Set problem: In the listing below, locate the lines that hold the string "Realizar". Copy those lines.

Records to process:
· · · · ·

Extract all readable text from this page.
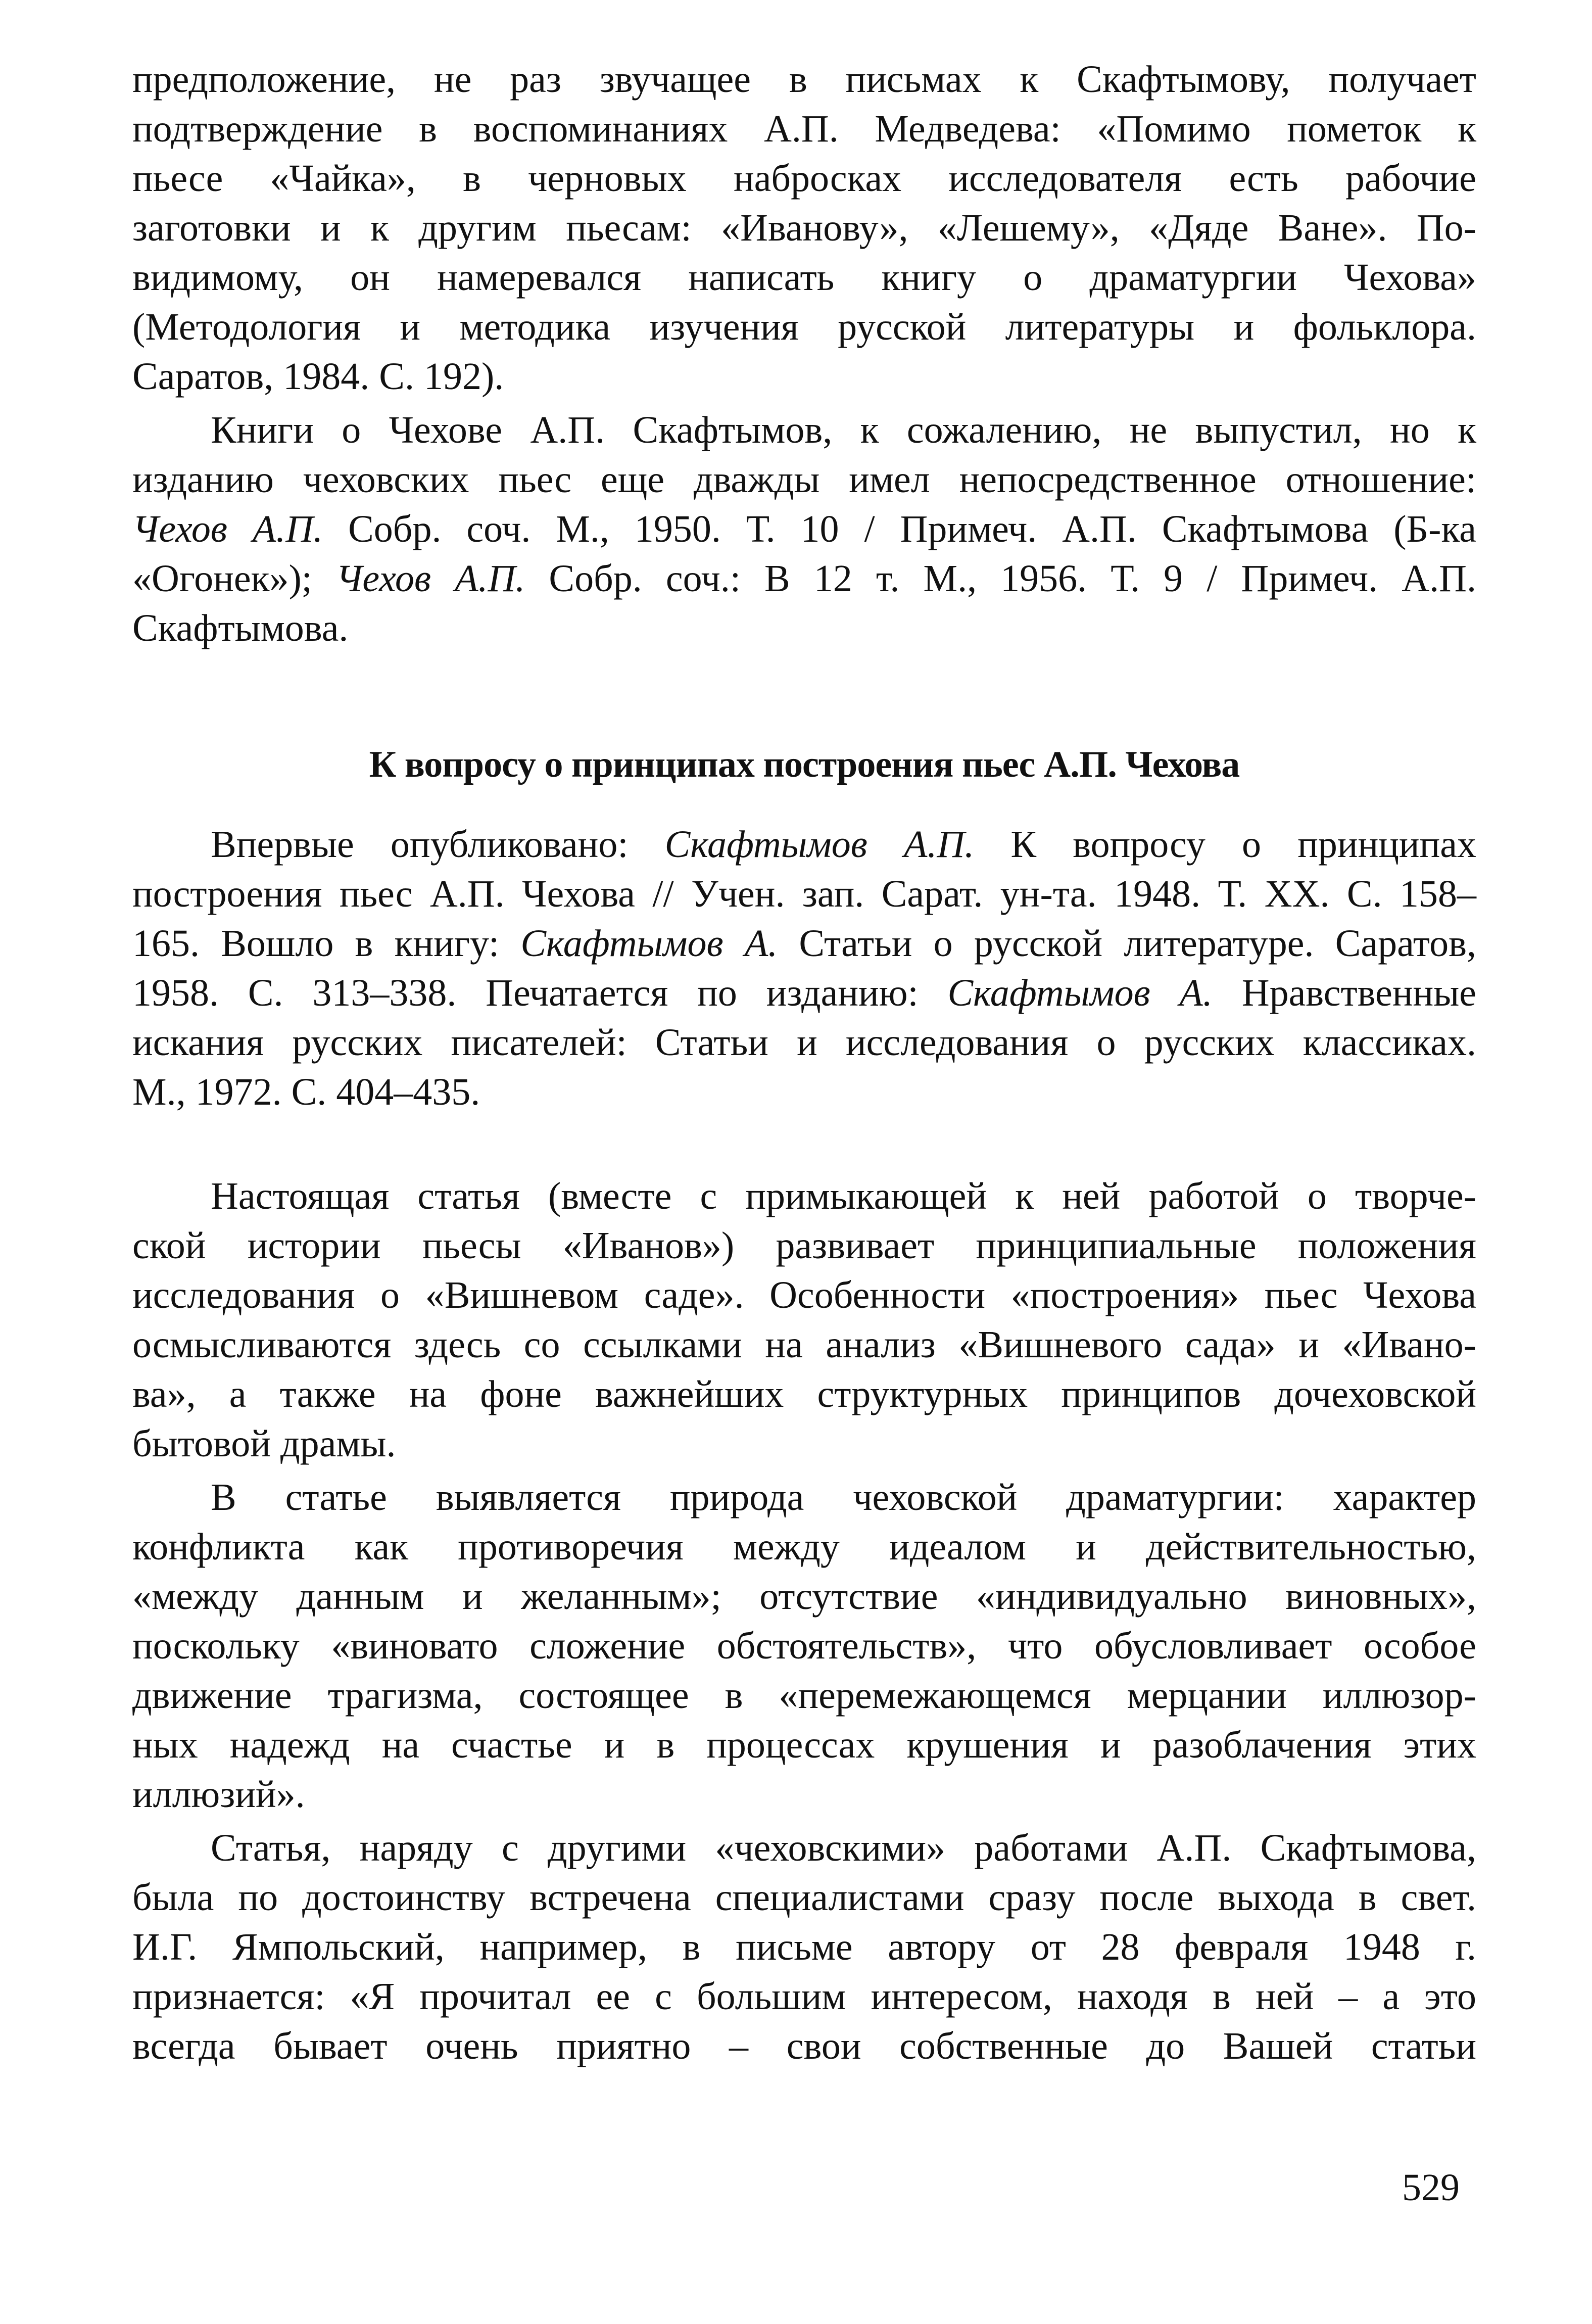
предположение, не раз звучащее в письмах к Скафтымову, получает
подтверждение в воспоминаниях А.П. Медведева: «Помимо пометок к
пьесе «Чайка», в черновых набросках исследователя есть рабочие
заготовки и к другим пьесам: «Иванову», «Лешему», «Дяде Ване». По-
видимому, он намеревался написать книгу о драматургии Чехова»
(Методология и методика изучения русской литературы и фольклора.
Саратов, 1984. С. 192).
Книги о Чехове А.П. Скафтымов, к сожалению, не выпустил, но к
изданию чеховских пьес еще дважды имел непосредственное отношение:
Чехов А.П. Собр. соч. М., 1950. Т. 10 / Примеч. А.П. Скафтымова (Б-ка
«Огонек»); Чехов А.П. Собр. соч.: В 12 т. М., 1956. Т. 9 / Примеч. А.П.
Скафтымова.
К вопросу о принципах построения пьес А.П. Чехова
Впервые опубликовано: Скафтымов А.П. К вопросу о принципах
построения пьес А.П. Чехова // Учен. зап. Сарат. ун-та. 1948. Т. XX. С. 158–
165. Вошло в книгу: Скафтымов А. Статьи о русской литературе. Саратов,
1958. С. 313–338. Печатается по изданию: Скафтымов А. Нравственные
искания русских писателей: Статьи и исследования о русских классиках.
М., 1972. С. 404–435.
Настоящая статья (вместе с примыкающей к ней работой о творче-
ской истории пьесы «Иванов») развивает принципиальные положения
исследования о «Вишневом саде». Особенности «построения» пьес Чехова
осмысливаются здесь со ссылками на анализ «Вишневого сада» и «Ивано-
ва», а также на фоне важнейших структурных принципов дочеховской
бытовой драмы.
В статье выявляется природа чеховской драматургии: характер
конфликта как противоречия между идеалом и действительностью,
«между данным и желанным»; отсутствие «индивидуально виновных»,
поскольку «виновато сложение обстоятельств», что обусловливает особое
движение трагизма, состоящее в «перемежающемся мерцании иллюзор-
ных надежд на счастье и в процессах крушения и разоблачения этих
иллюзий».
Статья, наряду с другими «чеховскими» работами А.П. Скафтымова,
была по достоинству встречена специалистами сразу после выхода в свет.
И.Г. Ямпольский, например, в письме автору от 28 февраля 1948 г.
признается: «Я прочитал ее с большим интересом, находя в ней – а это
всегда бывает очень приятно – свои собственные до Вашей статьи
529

· · · · ·

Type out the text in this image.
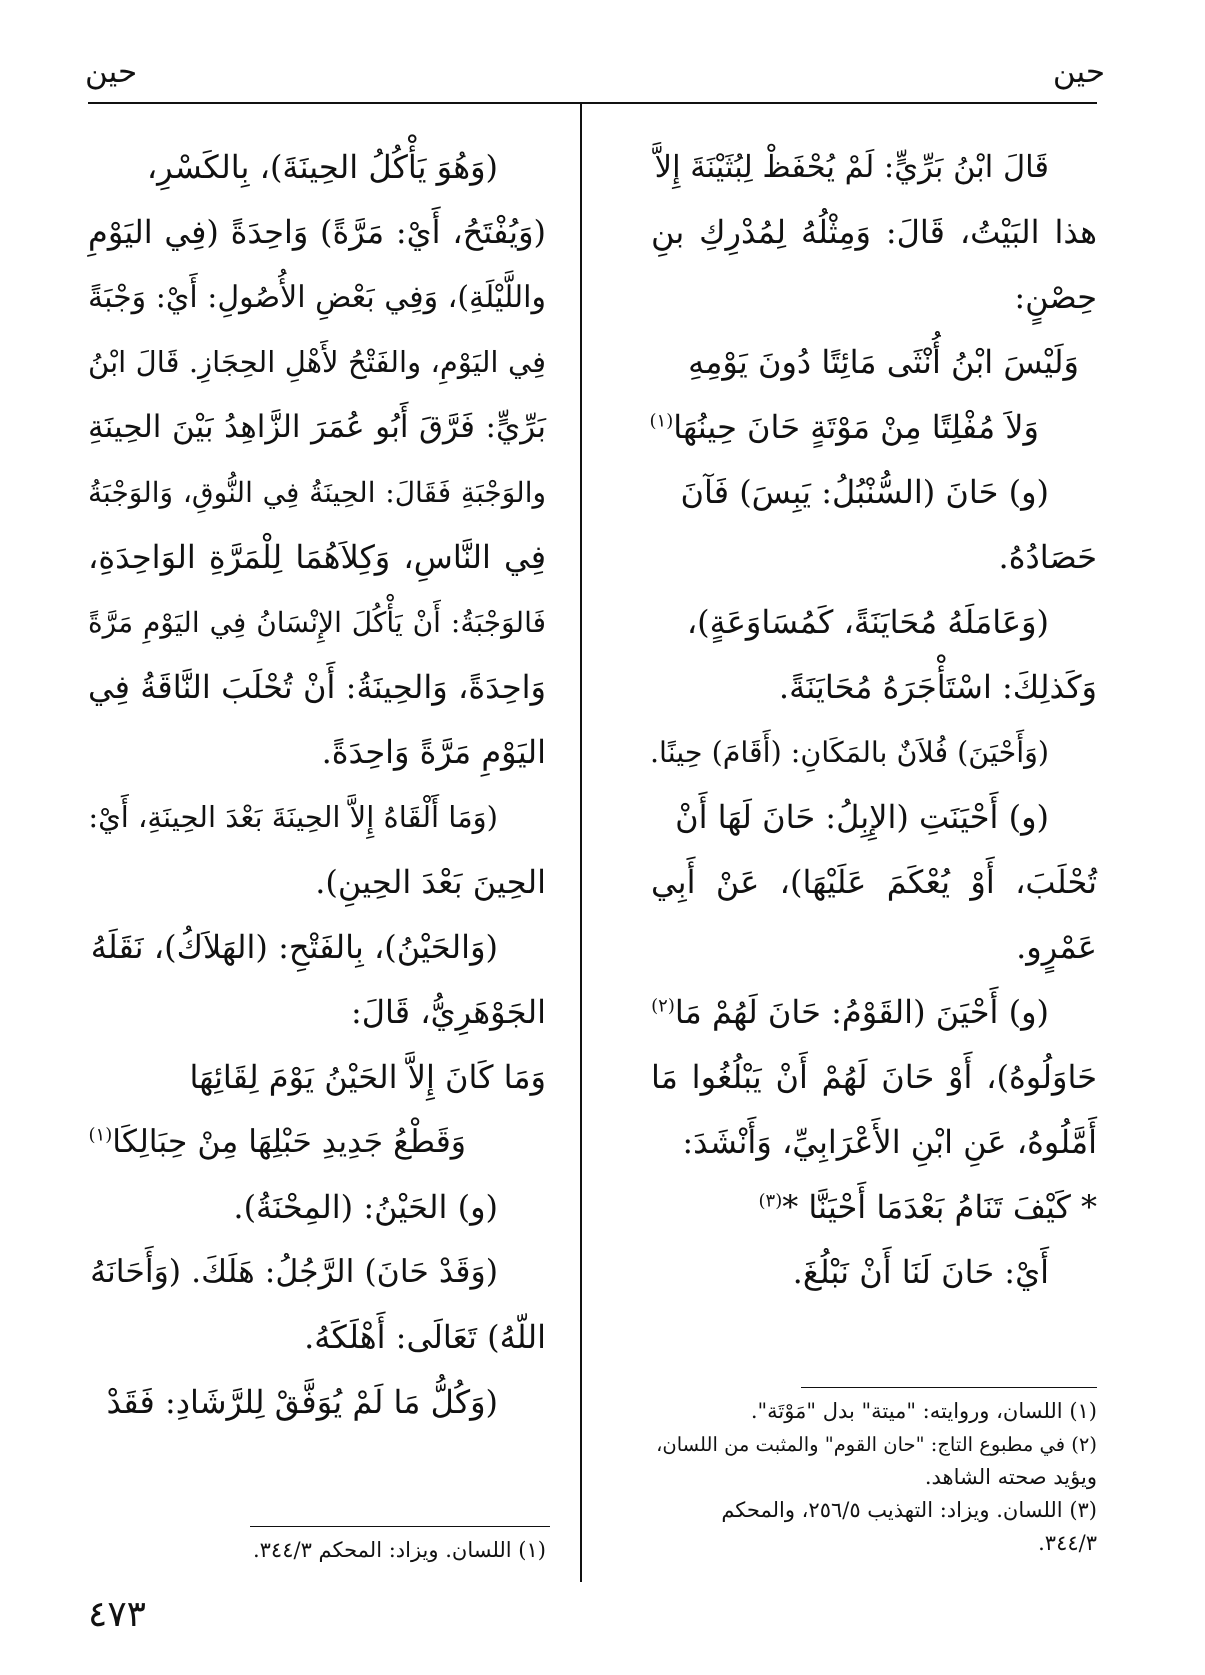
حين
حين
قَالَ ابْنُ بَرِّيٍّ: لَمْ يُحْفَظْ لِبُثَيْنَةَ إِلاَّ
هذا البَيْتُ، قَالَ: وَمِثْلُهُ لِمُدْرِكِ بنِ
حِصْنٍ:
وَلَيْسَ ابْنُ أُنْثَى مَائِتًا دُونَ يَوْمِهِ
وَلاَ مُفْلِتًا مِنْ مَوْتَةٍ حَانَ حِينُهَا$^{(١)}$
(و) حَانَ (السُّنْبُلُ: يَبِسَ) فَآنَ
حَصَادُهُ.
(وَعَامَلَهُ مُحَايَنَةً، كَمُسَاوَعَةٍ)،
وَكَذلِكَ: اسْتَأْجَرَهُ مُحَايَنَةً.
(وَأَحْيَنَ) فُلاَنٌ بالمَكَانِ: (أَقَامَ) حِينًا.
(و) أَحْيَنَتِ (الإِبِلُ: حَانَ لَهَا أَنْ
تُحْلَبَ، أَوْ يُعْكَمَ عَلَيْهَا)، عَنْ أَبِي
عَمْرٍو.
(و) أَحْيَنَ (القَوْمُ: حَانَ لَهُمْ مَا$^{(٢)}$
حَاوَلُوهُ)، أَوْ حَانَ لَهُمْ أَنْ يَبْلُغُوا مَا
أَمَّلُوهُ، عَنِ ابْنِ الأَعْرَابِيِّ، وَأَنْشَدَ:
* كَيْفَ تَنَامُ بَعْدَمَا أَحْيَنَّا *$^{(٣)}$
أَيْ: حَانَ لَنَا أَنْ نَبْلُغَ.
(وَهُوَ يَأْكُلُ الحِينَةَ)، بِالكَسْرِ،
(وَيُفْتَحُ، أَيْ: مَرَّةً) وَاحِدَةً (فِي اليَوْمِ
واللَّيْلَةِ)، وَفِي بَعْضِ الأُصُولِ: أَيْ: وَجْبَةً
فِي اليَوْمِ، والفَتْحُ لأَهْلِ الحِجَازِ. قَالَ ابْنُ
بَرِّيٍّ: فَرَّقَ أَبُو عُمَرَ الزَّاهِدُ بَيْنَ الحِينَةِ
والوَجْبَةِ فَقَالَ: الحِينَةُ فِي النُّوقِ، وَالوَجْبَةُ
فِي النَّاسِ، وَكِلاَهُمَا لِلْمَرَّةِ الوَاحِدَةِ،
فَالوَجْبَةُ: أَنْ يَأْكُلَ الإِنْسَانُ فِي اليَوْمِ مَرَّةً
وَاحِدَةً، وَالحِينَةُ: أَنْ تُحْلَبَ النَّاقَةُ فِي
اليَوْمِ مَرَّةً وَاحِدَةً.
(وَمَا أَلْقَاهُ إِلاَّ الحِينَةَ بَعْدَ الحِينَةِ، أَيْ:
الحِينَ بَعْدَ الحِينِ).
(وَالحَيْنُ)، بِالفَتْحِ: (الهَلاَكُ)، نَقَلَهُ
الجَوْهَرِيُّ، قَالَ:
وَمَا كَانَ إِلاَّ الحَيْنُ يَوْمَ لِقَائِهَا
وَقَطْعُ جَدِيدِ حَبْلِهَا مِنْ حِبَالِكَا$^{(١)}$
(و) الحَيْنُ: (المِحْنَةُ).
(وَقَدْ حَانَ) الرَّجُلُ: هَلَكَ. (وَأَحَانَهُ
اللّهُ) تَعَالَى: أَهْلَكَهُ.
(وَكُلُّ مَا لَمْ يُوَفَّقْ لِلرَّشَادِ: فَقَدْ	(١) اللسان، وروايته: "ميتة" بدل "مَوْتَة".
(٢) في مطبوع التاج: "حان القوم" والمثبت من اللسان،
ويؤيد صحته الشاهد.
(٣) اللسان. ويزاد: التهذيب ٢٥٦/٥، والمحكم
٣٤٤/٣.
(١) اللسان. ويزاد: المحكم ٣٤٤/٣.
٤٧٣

· · · · ·

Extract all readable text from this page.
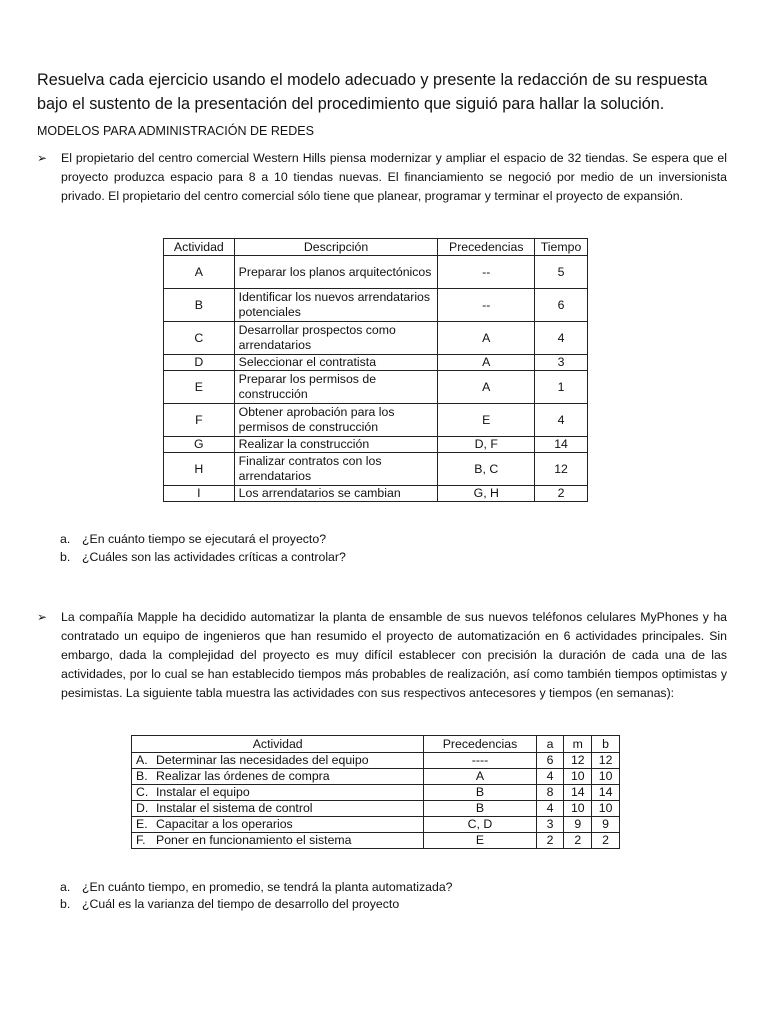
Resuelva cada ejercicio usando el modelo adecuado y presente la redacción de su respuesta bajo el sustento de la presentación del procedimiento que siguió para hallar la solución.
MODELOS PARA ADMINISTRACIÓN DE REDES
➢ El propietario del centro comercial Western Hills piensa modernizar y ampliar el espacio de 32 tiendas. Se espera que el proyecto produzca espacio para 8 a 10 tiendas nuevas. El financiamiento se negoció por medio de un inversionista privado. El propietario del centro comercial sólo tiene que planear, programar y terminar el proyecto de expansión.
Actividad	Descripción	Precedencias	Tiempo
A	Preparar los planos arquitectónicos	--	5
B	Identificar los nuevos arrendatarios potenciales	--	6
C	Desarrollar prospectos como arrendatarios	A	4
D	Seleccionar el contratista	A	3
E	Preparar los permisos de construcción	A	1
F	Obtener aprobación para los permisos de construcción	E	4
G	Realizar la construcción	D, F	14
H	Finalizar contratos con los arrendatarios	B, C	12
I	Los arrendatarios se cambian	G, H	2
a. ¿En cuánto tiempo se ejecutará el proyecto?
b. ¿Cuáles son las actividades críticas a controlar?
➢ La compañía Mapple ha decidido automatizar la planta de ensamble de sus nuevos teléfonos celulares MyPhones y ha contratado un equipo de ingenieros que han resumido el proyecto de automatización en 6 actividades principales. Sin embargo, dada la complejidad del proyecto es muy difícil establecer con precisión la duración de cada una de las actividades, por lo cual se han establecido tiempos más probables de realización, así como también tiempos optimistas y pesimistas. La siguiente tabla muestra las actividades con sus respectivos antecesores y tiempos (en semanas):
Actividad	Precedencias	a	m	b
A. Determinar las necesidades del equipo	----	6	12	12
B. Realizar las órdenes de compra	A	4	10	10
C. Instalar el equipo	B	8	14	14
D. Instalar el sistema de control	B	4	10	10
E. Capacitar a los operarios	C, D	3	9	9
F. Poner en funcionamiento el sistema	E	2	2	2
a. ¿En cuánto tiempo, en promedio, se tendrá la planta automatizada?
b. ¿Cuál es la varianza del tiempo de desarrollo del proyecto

· · · · ·

The completed task:
G	Realizar la construcción	D, F	14
B. Realizar las órdenes de compra	A	4	10	10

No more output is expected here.